* [Required task]
In the records below, find each line with the word "title" and copy it.

* [Material to process]
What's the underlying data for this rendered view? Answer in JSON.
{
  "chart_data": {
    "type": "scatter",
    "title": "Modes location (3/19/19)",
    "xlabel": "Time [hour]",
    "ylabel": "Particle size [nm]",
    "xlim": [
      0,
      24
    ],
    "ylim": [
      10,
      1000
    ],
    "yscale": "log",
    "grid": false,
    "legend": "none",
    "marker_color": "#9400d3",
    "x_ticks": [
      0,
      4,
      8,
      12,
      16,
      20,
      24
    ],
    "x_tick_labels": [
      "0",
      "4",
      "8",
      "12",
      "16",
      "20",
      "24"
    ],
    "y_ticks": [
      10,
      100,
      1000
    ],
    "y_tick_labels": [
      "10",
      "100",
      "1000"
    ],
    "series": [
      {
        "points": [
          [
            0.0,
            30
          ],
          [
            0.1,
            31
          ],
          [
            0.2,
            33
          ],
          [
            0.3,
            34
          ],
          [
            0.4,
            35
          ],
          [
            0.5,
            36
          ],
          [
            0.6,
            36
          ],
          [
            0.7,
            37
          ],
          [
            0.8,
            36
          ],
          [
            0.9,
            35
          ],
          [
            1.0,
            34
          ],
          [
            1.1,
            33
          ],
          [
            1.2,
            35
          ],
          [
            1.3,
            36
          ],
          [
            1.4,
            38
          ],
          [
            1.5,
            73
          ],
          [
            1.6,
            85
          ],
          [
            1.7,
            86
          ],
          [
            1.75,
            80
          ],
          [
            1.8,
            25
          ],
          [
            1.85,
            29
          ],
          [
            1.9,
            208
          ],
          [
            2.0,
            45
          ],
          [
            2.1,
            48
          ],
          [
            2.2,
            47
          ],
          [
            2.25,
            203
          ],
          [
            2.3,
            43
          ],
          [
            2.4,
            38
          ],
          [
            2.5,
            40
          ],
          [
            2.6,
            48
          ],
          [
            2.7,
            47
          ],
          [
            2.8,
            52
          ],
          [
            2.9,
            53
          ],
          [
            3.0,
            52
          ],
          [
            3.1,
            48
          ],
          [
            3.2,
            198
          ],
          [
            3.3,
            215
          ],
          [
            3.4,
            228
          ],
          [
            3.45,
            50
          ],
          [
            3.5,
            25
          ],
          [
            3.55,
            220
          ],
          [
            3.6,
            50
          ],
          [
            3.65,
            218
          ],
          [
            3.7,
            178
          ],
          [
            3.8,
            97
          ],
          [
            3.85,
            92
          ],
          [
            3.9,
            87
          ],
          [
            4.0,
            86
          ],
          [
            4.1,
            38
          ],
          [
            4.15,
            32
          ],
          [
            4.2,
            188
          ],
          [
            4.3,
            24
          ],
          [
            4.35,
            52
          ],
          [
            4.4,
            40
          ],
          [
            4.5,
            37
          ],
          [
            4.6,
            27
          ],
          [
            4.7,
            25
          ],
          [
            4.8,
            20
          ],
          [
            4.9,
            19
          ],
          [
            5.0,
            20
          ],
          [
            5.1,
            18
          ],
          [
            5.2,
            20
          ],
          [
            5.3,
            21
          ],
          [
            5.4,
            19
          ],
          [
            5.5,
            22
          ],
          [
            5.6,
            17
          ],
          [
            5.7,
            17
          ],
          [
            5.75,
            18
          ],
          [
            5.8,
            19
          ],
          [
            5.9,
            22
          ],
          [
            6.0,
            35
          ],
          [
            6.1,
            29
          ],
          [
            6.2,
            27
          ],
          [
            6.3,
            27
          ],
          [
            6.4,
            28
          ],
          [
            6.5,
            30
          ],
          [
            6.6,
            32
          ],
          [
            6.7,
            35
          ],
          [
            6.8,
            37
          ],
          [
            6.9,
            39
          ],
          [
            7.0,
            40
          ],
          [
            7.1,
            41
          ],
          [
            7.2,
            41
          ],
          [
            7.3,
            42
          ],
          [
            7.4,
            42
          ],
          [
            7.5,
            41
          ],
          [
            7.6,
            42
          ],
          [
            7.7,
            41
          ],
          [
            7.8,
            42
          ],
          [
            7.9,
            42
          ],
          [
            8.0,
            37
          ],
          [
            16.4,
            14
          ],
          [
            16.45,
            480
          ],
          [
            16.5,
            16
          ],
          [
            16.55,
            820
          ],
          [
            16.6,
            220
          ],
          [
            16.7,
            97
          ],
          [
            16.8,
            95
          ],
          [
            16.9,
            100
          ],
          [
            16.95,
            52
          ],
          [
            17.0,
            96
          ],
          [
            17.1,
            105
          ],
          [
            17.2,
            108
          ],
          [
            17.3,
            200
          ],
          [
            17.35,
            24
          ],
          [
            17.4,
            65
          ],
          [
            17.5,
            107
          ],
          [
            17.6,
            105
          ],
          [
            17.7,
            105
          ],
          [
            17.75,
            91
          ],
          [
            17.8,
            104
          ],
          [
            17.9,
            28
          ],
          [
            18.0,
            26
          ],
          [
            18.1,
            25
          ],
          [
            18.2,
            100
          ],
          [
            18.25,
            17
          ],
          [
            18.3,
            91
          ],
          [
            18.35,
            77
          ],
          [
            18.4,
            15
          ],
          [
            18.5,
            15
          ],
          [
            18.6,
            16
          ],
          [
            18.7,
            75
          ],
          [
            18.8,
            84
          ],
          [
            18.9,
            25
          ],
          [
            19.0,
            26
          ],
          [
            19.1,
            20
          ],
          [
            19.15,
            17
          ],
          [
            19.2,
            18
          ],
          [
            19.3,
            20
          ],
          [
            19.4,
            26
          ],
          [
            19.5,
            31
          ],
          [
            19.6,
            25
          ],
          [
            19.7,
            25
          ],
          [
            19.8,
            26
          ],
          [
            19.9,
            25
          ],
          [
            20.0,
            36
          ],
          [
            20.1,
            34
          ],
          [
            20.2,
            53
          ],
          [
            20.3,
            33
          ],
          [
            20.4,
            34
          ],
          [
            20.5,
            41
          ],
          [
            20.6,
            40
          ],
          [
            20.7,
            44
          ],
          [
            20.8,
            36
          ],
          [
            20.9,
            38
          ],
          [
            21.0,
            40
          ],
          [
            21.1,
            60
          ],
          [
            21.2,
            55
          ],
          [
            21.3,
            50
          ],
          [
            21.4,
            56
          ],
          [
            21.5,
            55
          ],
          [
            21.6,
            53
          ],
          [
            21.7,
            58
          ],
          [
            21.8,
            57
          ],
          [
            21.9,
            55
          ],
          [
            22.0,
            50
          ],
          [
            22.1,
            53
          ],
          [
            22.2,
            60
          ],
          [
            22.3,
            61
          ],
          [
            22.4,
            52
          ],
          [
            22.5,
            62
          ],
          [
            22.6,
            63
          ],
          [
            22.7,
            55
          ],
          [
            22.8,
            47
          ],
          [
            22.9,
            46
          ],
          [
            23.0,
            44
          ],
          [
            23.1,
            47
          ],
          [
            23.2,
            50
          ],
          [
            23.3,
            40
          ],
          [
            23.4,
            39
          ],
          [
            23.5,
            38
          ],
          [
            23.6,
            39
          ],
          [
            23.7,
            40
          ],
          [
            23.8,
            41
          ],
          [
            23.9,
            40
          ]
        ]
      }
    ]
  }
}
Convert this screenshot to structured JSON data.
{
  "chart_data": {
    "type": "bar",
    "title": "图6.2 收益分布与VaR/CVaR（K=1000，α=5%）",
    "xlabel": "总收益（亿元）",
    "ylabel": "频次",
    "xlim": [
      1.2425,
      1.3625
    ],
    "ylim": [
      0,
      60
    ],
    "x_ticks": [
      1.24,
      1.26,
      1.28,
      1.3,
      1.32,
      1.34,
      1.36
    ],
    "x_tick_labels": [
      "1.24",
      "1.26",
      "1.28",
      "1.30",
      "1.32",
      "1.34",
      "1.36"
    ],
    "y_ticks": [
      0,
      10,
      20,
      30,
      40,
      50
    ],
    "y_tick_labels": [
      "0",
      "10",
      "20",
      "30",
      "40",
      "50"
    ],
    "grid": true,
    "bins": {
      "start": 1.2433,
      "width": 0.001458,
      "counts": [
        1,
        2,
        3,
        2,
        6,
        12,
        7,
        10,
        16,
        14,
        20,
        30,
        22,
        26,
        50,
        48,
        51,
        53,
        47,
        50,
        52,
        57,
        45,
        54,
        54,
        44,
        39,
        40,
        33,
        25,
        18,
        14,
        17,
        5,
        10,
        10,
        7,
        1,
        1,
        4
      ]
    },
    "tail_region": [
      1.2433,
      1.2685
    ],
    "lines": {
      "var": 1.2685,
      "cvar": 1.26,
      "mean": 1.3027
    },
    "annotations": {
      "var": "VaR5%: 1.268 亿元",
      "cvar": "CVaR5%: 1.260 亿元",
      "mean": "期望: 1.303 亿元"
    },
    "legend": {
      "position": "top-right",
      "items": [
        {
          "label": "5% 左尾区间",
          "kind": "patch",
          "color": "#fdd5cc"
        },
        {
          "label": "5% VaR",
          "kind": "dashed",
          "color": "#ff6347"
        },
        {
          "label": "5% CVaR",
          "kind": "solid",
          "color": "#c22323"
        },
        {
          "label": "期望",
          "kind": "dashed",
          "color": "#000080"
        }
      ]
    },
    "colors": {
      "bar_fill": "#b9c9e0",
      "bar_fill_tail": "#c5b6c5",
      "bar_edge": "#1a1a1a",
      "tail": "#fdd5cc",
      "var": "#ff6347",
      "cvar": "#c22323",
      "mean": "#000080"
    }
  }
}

* [Problem solution]
    "title": "Modes location (3/19/19)",
    "title": "图6.2 收益分布与VaR/CVaR（K=1000，α=5%）",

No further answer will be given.